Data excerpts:
________________

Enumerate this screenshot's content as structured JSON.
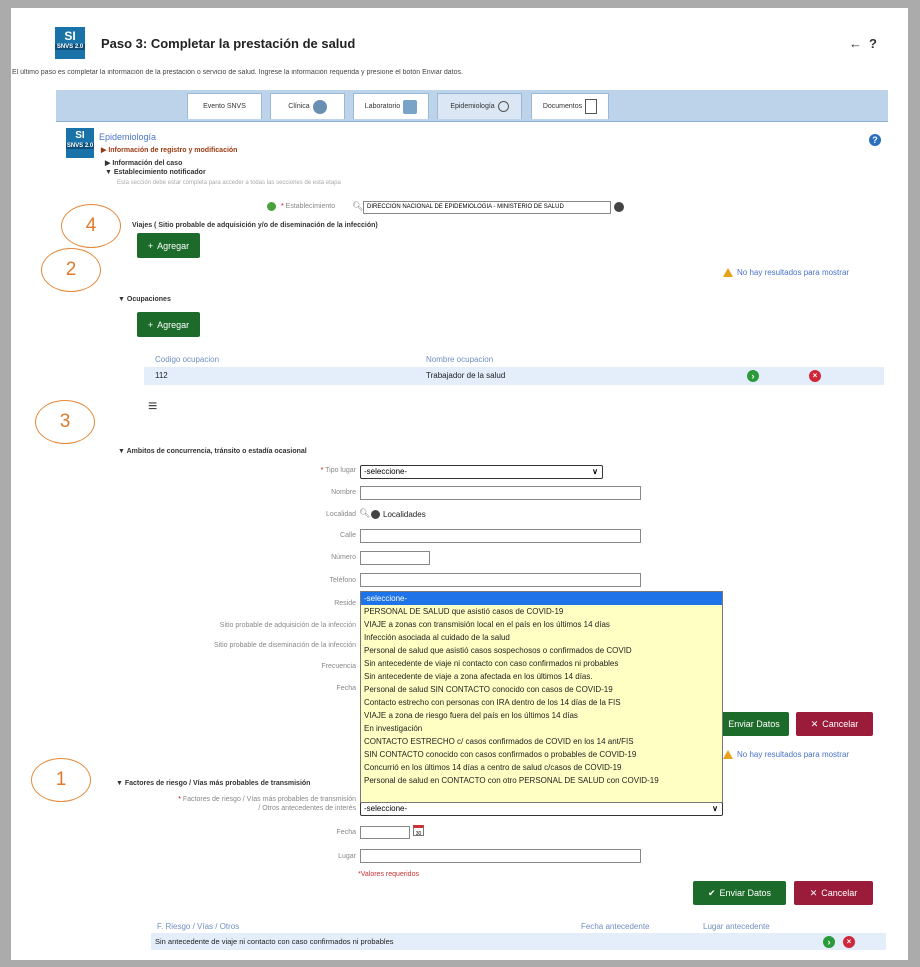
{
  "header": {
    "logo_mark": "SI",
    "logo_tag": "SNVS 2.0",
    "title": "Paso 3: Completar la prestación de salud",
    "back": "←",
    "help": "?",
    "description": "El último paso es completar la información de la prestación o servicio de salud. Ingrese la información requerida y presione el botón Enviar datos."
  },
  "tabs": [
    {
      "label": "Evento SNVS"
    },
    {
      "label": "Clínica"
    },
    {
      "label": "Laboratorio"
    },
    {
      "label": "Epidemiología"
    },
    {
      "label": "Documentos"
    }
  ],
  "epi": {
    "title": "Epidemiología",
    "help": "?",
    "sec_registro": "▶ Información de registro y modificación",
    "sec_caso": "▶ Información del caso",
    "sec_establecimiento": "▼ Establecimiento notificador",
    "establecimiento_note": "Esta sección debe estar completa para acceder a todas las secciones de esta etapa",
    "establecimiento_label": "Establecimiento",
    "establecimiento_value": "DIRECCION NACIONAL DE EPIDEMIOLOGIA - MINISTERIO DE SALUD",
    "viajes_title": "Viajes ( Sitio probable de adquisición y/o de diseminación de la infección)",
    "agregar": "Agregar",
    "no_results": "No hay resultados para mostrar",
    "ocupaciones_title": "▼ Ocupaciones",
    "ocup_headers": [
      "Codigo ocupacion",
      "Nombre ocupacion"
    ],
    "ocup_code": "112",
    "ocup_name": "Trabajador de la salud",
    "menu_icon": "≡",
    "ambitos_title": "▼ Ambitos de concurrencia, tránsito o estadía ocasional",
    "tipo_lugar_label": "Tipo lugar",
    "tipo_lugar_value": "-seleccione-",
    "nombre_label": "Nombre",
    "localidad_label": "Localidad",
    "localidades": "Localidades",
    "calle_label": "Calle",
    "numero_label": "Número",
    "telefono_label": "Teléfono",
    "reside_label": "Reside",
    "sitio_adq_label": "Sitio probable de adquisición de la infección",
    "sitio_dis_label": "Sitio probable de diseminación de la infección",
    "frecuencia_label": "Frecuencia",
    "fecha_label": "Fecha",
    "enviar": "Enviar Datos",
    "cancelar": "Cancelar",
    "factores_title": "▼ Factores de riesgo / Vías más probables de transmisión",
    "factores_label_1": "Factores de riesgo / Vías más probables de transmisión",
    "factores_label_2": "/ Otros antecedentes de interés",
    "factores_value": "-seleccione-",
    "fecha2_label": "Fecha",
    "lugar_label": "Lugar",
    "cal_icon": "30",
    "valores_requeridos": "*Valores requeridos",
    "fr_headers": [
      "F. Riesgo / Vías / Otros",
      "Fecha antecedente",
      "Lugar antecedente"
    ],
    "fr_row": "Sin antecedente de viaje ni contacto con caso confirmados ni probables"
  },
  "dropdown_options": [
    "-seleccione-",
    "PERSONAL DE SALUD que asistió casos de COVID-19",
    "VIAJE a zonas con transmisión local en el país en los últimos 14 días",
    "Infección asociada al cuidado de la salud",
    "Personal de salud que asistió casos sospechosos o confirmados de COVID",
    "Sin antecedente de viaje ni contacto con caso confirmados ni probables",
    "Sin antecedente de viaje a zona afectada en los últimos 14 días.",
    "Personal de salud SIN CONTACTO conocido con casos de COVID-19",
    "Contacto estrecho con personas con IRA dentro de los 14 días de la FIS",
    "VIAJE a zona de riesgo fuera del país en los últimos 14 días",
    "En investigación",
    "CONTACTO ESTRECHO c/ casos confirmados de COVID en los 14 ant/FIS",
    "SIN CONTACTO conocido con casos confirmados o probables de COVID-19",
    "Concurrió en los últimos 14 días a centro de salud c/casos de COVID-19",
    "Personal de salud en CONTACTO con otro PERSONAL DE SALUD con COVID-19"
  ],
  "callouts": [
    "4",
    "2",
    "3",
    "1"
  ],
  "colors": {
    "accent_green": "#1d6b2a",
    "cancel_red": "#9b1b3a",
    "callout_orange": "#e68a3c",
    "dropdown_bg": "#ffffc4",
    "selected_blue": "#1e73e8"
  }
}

________________

:: Brief ::
Omit every picture, then reproduce the rest of the listing exactly.

:: The result ::
Enumerate this screenshot's content as structured JSON.
{
  "header": {
    "logo_mark": "SI",
    "logo_tag": "SNVS 2.0",
    "title": "Paso 3: Completar la prestación de salud",
    "back": "←",
    "help": "?",
    "description": "El último paso es completar la información de la prestación o servicio de salud. Ingrese la información requerida y presione el botón Enviar datos."
  },
  "tabs": [
    {
      "label": "Evento SNVS"
    },
    {
      "label": "Clínica"
    },
    {
      "label": "Laboratorio"
    },
    {
      "label": "Epidemiología"
    },
    {
      "label": "Documentos"
    }
  ],
  "epi": {
    "title": "Epidemiología",
    "help": "?",
    "sec_registro": "▶ Información de registro y modificación",
    "sec_caso": "▶ Información del caso",
    "sec_establecimiento": "▼ Establecimiento notificador",
    "establecimiento_note": "Esta sección debe estar completa para acceder a todas las secciones de esta etapa",
    "establecimiento_label": "Establecimiento",
    "establecimiento_value": "DIRECCION NACIONAL DE EPIDEMIOLOGIA - MINISTERIO DE SALUD",
    "viajes_title": "Viajes ( Sitio probable de adquisición y/o de diseminación de la infección)",
    "agregar": "Agregar",
    "no_results": "No hay resultados para mostrar",
    "ocupaciones_title": "▼ Ocupaciones",
    "ocup_headers": [
      "Codigo ocupacion",
      "Nombre ocupacion"
    ],
    "ocup_code": "112",
    "ocup_name": "Trabajador de la salud",
    "menu_icon": "≡",
    "ambitos_title": "▼ Ambitos de concurrencia, tránsito o estadía ocasional",
    "tipo_lugar_label": "Tipo lugar",
    "tipo_lugar_value": "-seleccione-",
    "nombre_label": "Nombre",
    "localidad_label": "Localidad",
    "localidades": "Localidades",
    "calle_label": "Calle",
    "numero_label": "Número",
    "telefono_label": "Teléfono",
    "reside_label": "Reside",
    "sitio_adq_label": "Sitio probable de adquisición de la infección",
    "sitio_dis_label": "Sitio probable de diseminación de la infección",
    "frecuencia_label": "Frecuencia",
    "fecha_label": "Fecha",
    "enviar": "Enviar Datos",
    "cancelar": "Cancelar",
    "factores_title": "▼ Factores de riesgo / Vías más probables de transmisión",
    "factores_label_1": "Factores de riesgo / Vías más probables de transmisión",
    "factores_label_2": "/ Otros antecedentes de interés",
    "factores_value": "-seleccione-",
    "fecha2_label": "Fecha",
    "lugar_label": "Lugar",
    "cal_icon": "30",
    "valores_requeridos": "*Valores requeridos",
    "fr_headers": [
      "F. Riesgo / Vías / Otros",
      "Fecha antecedente",
      "Lugar antecedente"
    ],
    "fr_row": "Sin antecedente de viaje ni contacto con caso confirmados ni probables"
  },
  "dropdown_options": [
    "-seleccione-",
    "PERSONAL DE SALUD que asistió casos de COVID-19",
    "VIAJE a zonas con transmisión local en el país en los últimos 14 días",
    "Infección asociada al cuidado de la salud",
    "Personal de salud que asistió casos sospechosos o confirmados de COVID",
    "Sin antecedente de viaje ni contacto con caso confirmados ni probables",
    "Sin antecedente de viaje a zona afectada en los últimos 14 días.",
    "Personal de salud SIN CONTACTO conocido con casos de COVID-19",
    "Contacto estrecho con personas con IRA dentro de los 14 días de la FIS",
    "VIAJE a zona de riesgo fuera del país en los últimos 14 días",
    "En investigación",
    "CONTACTO ESTRECHO c/ casos confirmados de COVID en los 14 ant/FIS",
    "SIN CONTACTO conocido con casos confirmados o probables de COVID-19",
    "Concurrió en los últimos 14 días a centro de salud c/casos de COVID-19",
    "Personal de salud en CONTACTO con otro PERSONAL DE SALUD con COVID-19"
  ],
  "callouts": [
    "4",
    "2",
    "3",
    "1"
  ],
  "colors": {
    "accent_green": "#1d6b2a",
    "cancel_red": "#9b1b3a",
    "callout_orange": "#e68a3c",
    "dropdown_bg": "#ffffc4",
    "selected_blue": "#1e73e8"
  }
}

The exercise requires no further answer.